(Stored entries)

★ ★ ★

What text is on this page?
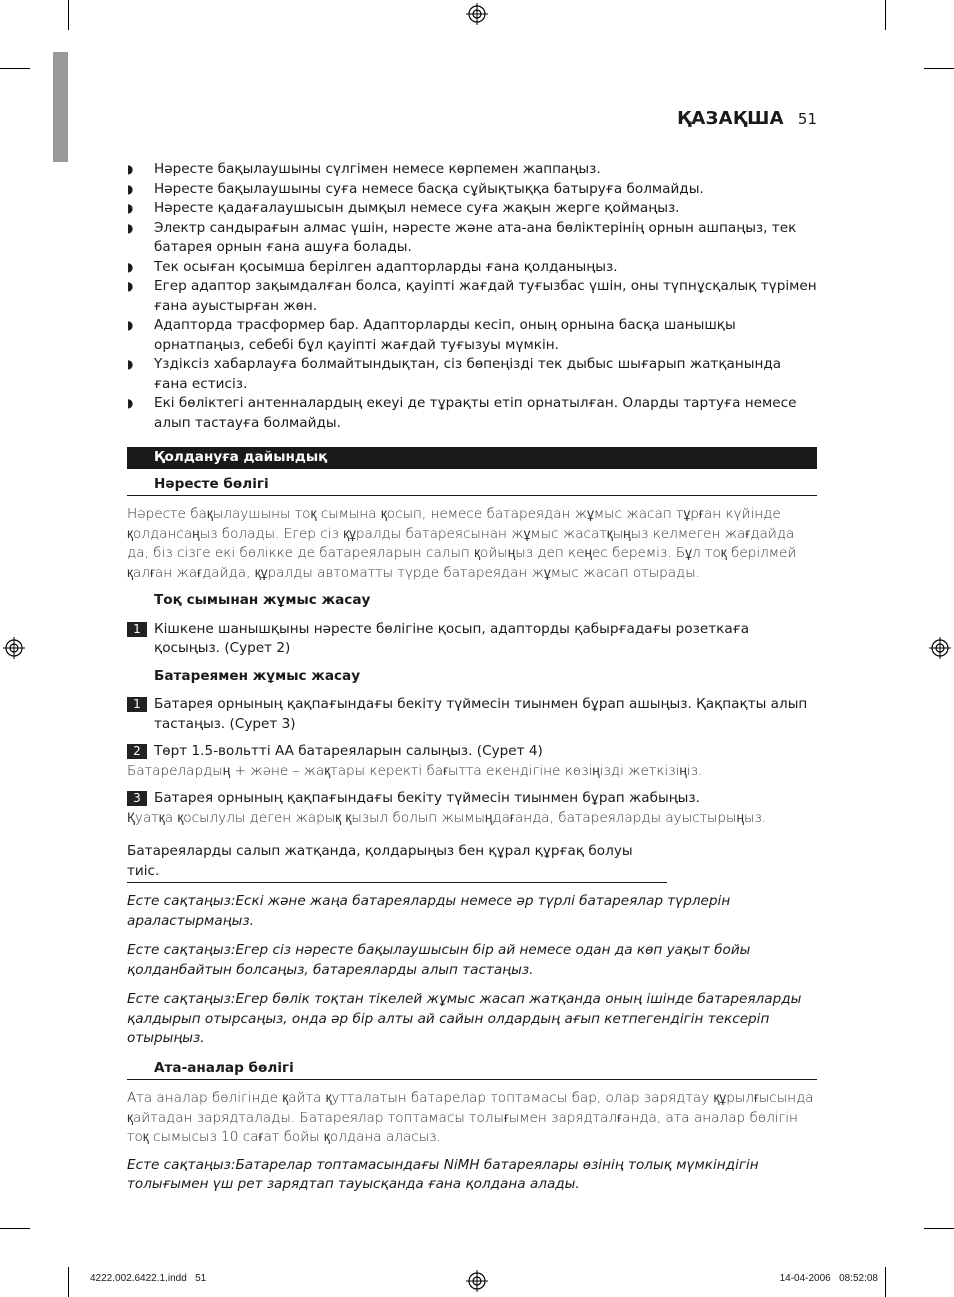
ҚАЗАҚША 51
◗ Нәресте бақылаушыны сүлгімен немесе көрпемен жаппаңыз.
◗ Нәресте бақылаушыны суға немесе басқа сұйықтыққа батыруға болмайды.
◗ Нәресте қадағалаушысын дымқыл немесе суға жақын жерге қоймаңыз.
◗ Электр сандырағын алмас үшін, нәресте және ата-ана бөліктерінің орнын ашпаңыз, тек батарея орнын ғана ашуға болады.
◗ Тек осыған қосымша берілген адапторларды ғана қолданыңыз.
◗ Егер адаптор зақымдалған болса, қауіпті жағдай туғызбас үшін, оны түпнұсқалық түрімен ғана ауыстырған жөн.
◗ Адапторда трасформер бар. Адапторларды кесіп, оның орнына басқа шанышқы орнатпаңыз, себебі бұл қауіпті жағдай туғызуы мүмкін.
◗ Үздіксіз хабарлауға болмайтындықтан, сіз бөпеңізді тек дыбыс шығарып жатқанында ғана естисіз.
◗ Екі бөліктегі антенналардың екеуі де тұрақты етіп орнатылған. Оларды тартуға немесе алып тастауға болмайды.
Қолдануға дайындық
Нәресте бөлігі

Нәресте бақылаушыны тоқ сымына қосып, немесе батареядан жұмыс жасап тұрған күйінде қолдансаңыз болады. Егер сіз құралды батареясынан жұмыс жасатқыңыз келмеген жағдайда да, біз сізге екі бөлікке де батареяларын салып қойыңыз деп кеңес береміз. Бұл тоқ берілмей қалған жағдайда, құралды автоматты түрде батареядан жұмыс жасап отырады.

Тоқ сымынан жұмыс жасау
1 Кішкене шанышқыны нәресте бөлігіне қосып, адапторды қабырғадағы розеткаға қосыңыз. (Сурет 2)

Батареямен жұмыс жасау
1 Батарея орнының қақпағындағы бекіту түймесін тиынмен бұрап ашыңыз. Қақпақты алып тастаңыз. (Сурет 3)

2 Төрт 1.5-вольтті AA батареяларын салыңыз. (Сурет 4)

Батарелардың + және – жақтары керекті бағытта екендігіне көзіңізді жеткізіңіз.

3 Батарея орнының қақпағындағы бекіту түймесін тиынмен бұрап жабыңыз.

Қуатқа қосылулы деген жарық қызыл болып жымыңдағанда, батареяларды ауыстырыңыз.

Батареяларды салып жатқанда, қолдарыңыз бен құрал құрғақ болуы тиіс.

Есте сақтаңыз:Ескі және жаңа батареяларды немесе әр түрлі батареялар түрлерін араластырмаңыз.

Есте сақтаңыз:Егер сіз нәресте бақылаушысын бір ай немесе одан да көп уақыт бойы қолданбайтын болсаңыз, батареяларды алып тастаңыз.

Есте сақтаңыз:Егер бөлік тоқтан тікелей жұмыс жасап жатқанда оның ішінде батареяларды қалдырып отырсаңыз, онда әр бір алты ай сайын олдардың ағып кетпегендігін тексеріп отырыңыз.

Ата-аналар бөлігі

Ата аналар бөлігінде қайта қутталатын батарелар топтамасы бар, олар зарядтау құрылғысында қайтадан зарядталады. Батареялар топтамасы толығымен зарядталғанда, ата аналар бөлігін тоқ сымысыз 10 сағат бойы қолдана аласыз.

Есте сақтаңыз:Батарелар топтамасындағы NiMH батареялары өзінің толық мүмкіндігін толығымен үш рет зарядтап тауысқанда ғана қолдана алады.

4222.002.6422.1.indd   51	14-04-2006   08:52:08
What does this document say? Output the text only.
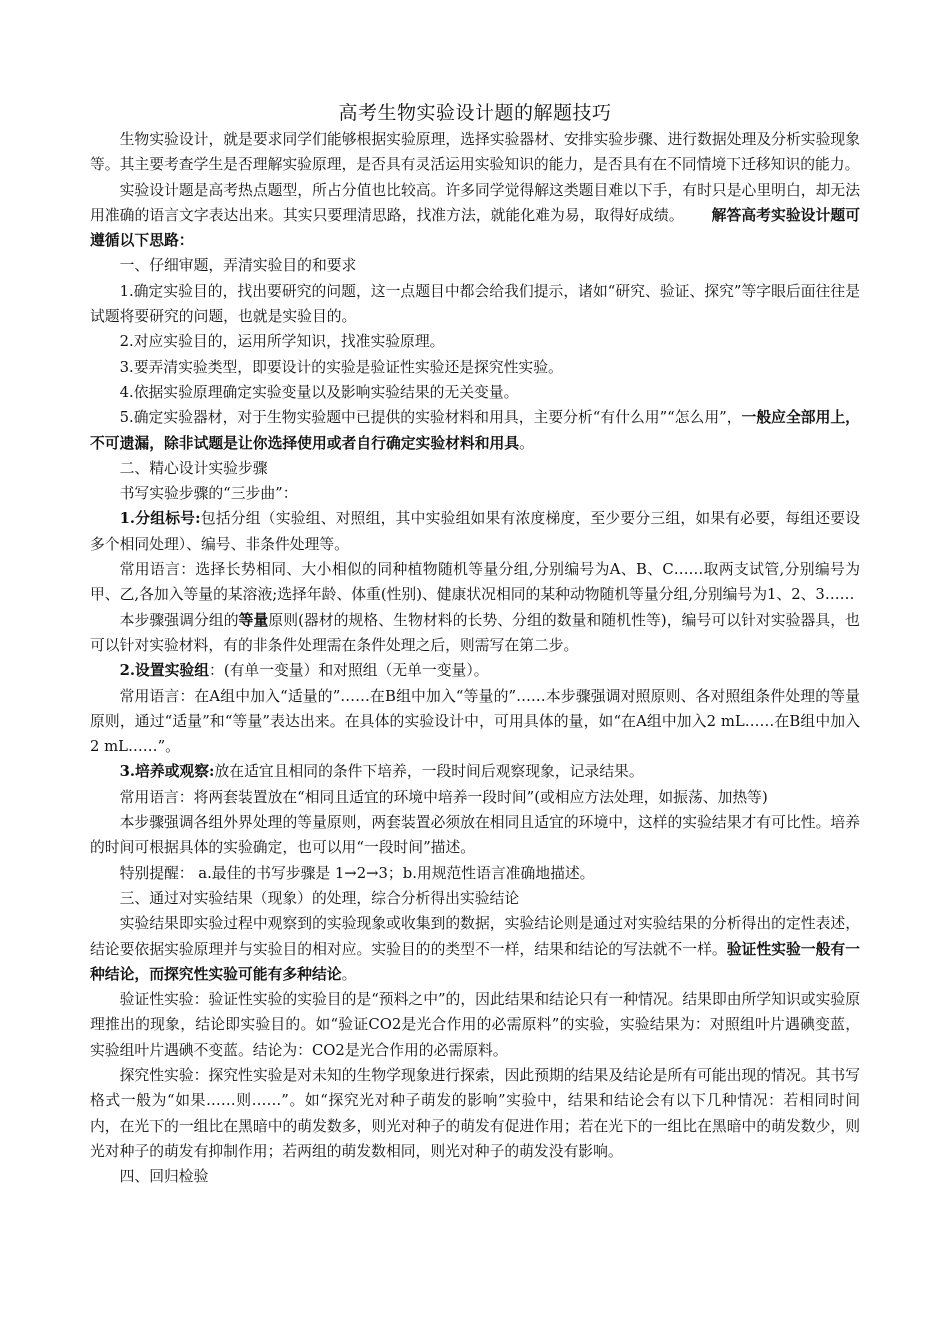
高考生物实验设计题的解题技巧

生物实验设计，就是要求同学们能够根据实验原理，选择实验器材、安排实验步骤、进行数据处理及分析实验现象等。其主要考查学生是否理解实验原理，是否具有灵活运用实验知识的能力，是否具有在不同情境下迁移知识的能力。

实验设计题是高考热点题型，所占分值也比较高。许多同学觉得解这类题目难以下手，有时只是心里明白，却无法用准确的语言文字表达出来。其实只要理清思路，找准方法，就能化难为易，取得好成绩。 解答高考实验设计题可遵循以下思路：

一、仔细审题，弄清实验目的和要求

1.确定实验目的，找出要研究的问题，这一点题目中都会给我们提示，诸如“研究、验证、探究”等字眼后面往往是试题将要研究的问题，也就是实验目的。

2.对应实验目的，运用所学知识，找准实验原理。

3.要弄清实验类型，即要设计的实验是验证性实验还是探究性实验。

4.依据实验原理确定实验变量以及影响实验结果的无关变量。

5.确定实验器材，对于生物实验题中已提供的实验材料和用具，主要分析“有什么用”“怎么用”，一般应全部用上，不可遗漏，除非试题是让你选择使用或者自行确定实验材料和用具。

二、精心设计实验步骤

书写实验步骤的“三步曲”：

1.分组标号:包括分组（实验组、对照组，其中实验组如果有浓度梯度，至少要分三组，如果有必要，每组还要设多个相同处理）、编号、非条件处理等。

常用语言：选择长势相同、大小相似的同种植物随机等量分组,分别编号为A、B、C……取两支试管,分别编号为甲、乙,各加入等量的某溶液;选择年龄、体重(性别)、健康状况相同的某种动物随机等量分组,分别编号为1、2、3……

本步骤强调分组的等量原则(器材的规格、生物材料的长势、分组的数量和随机性等)，编号可以针对实验器具，也可以针对实验材料，有的非条件处理需在条件处理之后，则需写在第二步。

2.设置实验组：(有单一变量）和对照组（无单一变量）。

常用语言：在A组中加入“适量的”……在B组中加入“等量的”……本步骤强调对照原则、各对照组条件处理的等量原则，通过“适量”和“等量”表达出来。在具体的实验设计中，可用具体的量，如“在A组中加入2 mL……在B组中加入2 mL……”。

3.培养或观察:放在适宜且相同的条件下培养，一段时间后观察现象，记录结果。

常用语言：将两套装置放在“相同且适宜的环境中培养一段时间”(或相应方法处理，如振荡、加热等)

本步骤强调各组外界处理的等量原则，两套装置必须放在相同且适宜的环境中，这样的实验结果才有可比性。培养的时间可根据具体的实验确定，也可以用“一段时间”描述。

特别提醒： a.最佳的书写步骤是 1→2→3；b.用规范性语言准确地描述。

三、通过对实验结果（现象）的处理，综合分析得出实验结论

实验结果即实验过程中观察到的实验现象或收集到的数据，实验结论则是通过对实验结果的分析得出的定性表述，结论要依据实验原理并与实验目的相对应。实验目的的类型不一样，结果和结论的写法就不一样。验证性实验一般有一种结论，而探究性实验可能有多种结论。

验证性实验：验证性实验的实验目的是“预料之中”的，因此结果和结论只有一种情况。结果即由所学知识或实验原理推出的现象，结论即实验目的。如“验证CO2是光合作用的必需原料”的实验，实验结果为：对照组叶片遇碘变蓝，实验组叶片遇碘不变蓝。结论为：CO2是光合作用的必需原料。

探究性实验：探究性实验是对未知的生物学现象进行探索，因此预期的结果及结论是所有可能出现的情况。其书写格式一般为“如果……则……”。如“探究光对种子萌发的影响”实验中，结果和结论会有以下几种情况：若相同时间内，在光下的一组比在黑暗中的萌发数多，则光对种子的萌发有促进作用；若在光下的一组比在黑暗中的萌发数少，则光对种子的萌发有抑制作用；若两组的萌发数相同，则光对种子的萌发没有影响。

四、回归检验
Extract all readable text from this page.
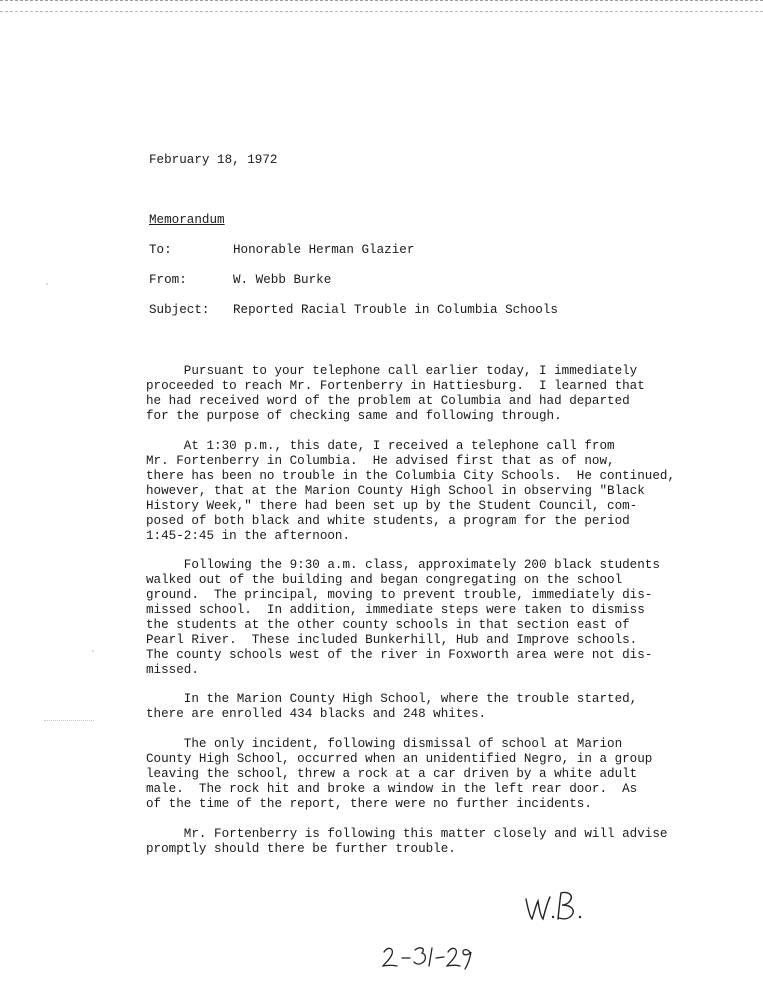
February 18, 1972
Memorandum
To:	Honorable Herman Glazier
From:	W. Webb Burke
Subject: Reported Racial Trouble in Columbia Schools
Pursuant to your telephone call earlier today, I immediately
proceeded to reach Mr. Fortenberry in Hattiesburg.  I learned that
he had received word of the problem at Columbia and had departed
for the purpose of checking same and following through.
At 1:30 p.m., this date, I received a telephone call from
Mr. Fortenberry in Columbia.  He advised first that as of now,
there has been no trouble in the Columbia City Schools.  He continued,
however, that at the Marion County High School in observing "Black
History Week," there had been set up by the Student Council, com-
posed of both black and white students, a program for the period
1:45-2:45 in the afternoon.
Following the 9:30 a.m. class, approximately 200 black students
walked out of the building and began congregating on the school
ground.  The principal, moving to prevent trouble, immediately dis-
missed school.  In addition, immediate steps were taken to dismiss
the students at the other county schools in that section east of
Pearl River.  These included Bunkerhill, Hub and Improve schools.
The county schools west of the river in Foxworth area were not dis-
missed.
In the Marion County High School, where the trouble started,
there are enrolled 434 blacks and 248 whites.
The only incident, following dismissal of school at Marion
County High School, occurred when an unidentified Negro, in a group
leaving the school, threw a rock at a car driven by a white adult
male.  The rock hit and broke a window in the left rear door.  As
of the time of the report, there were no further incidents.
Mr. Fortenberry is following this matter closely and will advise
promptly should there be further trouble.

★ ★ ★

▶ What the exercise asks
Find the line containing "Extract all readable text from this page." in the listing above. Please restate word for word that line through the last one, leaving out the pictures.

▶ Solution for this task
Extract all readable text from this page.
February 18, 1972
Memorandum
To:	Honorable Herman Glazier
From:	W. Webb Burke
Subject: Reported Racial Trouble in Columbia Schools
Pursuant to your telephone call earlier today, I immediately
proceeded to reach Mr. Fortenberry in Hattiesburg.  I learned that
he had received word of the problem at Columbia and had departed
for the purpose of checking same and following through.
At 1:30 p.m., this date, I received a telephone call from
Mr. Fortenberry in Columbia.  He advised first that as of now,
there has been no trouble in the Columbia City Schools.  He continued,
however, that at the Marion County High School in observing "Black
History Week," there had been set up by the Student Council, com-
posed of both black and white students, a program for the period
1:45-2:45 in the afternoon.
Following the 9:30 a.m. class, approximately 200 black students
walked out of the building and began congregating on the school
ground.  The principal, moving to prevent trouble, immediately dis-
missed school.  In addition, immediate steps were taken to dismiss
the students at the other county schools in that section east of
Pearl River.  These included Bunkerhill, Hub and Improve schools.
The county schools west of the river in Foxworth area were not dis-
missed.
In the Marion County High School, where the trouble started,
there are enrolled 434 blacks and 248 whites.
The only incident, following dismissal of school at Marion
County High School, occurred when an unidentified Negro, in a group
leaving the school, threw a rock at a car driven by a white adult
male.  The rock hit and broke a window in the left rear door.  As
of the time of the report, there were no further incidents.
Mr. Fortenberry is following this matter closely and will advise
promptly should there be further trouble.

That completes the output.